* [SHORT TASK]
Look through the data below. Collect every line where the word "据此完成下面小题" occurs.

* [PROVIDED MATERIAL]
▼▼▼
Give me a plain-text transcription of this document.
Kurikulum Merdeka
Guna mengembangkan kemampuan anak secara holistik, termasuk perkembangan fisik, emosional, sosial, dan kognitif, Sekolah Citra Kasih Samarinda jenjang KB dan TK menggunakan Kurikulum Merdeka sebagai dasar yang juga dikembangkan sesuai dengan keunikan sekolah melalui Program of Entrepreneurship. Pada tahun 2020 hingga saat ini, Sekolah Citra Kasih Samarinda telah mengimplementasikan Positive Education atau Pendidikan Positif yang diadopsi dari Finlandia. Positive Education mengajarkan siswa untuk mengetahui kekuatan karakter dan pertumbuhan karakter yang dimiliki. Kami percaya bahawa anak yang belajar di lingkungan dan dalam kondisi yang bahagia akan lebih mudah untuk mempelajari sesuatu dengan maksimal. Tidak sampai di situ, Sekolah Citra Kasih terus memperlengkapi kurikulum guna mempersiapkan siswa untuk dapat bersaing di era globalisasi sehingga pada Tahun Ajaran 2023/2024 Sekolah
▲▲▲
▼▼▼
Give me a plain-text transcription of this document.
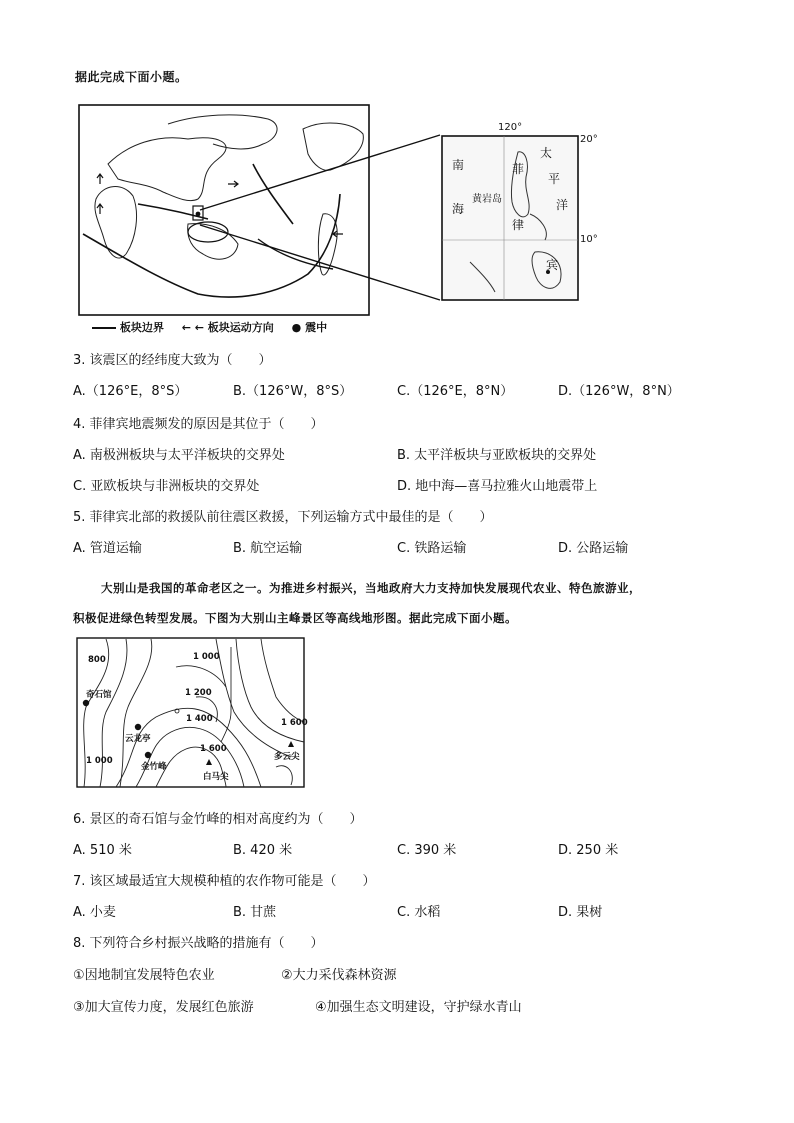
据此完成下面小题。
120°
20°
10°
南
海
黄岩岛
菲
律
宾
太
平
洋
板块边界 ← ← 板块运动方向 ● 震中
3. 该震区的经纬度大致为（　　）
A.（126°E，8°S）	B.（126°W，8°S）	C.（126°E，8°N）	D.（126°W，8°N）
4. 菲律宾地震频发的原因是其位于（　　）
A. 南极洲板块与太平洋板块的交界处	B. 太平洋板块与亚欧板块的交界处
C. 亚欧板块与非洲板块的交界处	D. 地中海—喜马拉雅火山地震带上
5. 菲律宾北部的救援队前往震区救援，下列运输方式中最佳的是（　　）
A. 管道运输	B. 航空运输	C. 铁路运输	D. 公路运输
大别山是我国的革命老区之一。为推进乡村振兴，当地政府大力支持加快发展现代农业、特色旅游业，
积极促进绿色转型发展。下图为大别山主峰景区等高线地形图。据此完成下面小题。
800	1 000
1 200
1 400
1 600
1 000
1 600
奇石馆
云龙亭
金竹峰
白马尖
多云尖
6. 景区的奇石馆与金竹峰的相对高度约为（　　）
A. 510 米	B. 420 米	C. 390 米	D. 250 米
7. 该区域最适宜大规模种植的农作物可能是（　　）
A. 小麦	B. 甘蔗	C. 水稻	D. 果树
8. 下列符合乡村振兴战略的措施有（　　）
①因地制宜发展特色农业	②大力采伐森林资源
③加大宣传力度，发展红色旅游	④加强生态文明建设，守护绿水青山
▲▲▲
▼▼▼
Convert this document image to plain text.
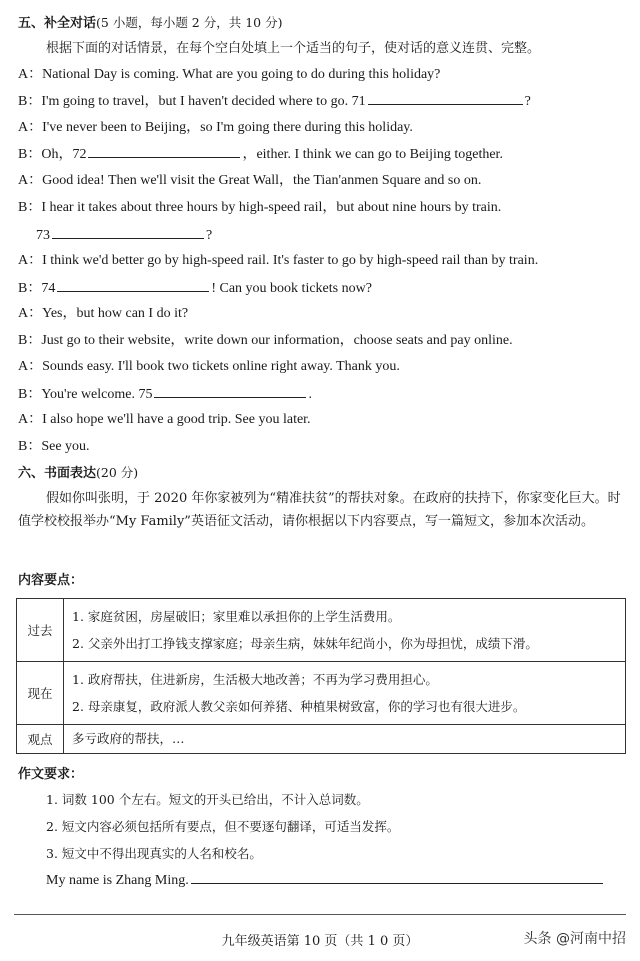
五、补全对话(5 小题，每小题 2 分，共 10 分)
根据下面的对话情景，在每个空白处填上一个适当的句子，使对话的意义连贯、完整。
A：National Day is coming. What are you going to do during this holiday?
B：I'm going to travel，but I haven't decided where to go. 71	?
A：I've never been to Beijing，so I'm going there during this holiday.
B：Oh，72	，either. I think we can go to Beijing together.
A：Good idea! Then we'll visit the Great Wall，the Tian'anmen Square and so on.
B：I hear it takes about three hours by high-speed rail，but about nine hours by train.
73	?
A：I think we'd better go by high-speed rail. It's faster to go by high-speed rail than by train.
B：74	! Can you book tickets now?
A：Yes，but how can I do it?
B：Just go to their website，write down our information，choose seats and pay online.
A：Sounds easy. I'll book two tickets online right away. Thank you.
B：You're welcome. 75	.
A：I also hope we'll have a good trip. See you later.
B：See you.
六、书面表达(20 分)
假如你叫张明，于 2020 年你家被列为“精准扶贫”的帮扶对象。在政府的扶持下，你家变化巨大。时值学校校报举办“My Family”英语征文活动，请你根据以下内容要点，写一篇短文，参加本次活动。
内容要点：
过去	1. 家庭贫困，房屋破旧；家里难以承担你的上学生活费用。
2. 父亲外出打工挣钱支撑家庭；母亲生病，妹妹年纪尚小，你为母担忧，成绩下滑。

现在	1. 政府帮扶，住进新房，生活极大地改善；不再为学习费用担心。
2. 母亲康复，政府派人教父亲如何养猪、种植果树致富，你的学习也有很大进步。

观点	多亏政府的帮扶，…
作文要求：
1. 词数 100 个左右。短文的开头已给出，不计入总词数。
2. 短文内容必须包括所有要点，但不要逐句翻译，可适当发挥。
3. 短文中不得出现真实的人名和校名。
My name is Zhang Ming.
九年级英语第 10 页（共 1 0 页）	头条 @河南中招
▲▲▲
* [FINISHED EXERCISE]
据此完成下面小题。
积极促进绿色转型发展。下图为大别山主峰景区等高线地形图。据此完成下面小题。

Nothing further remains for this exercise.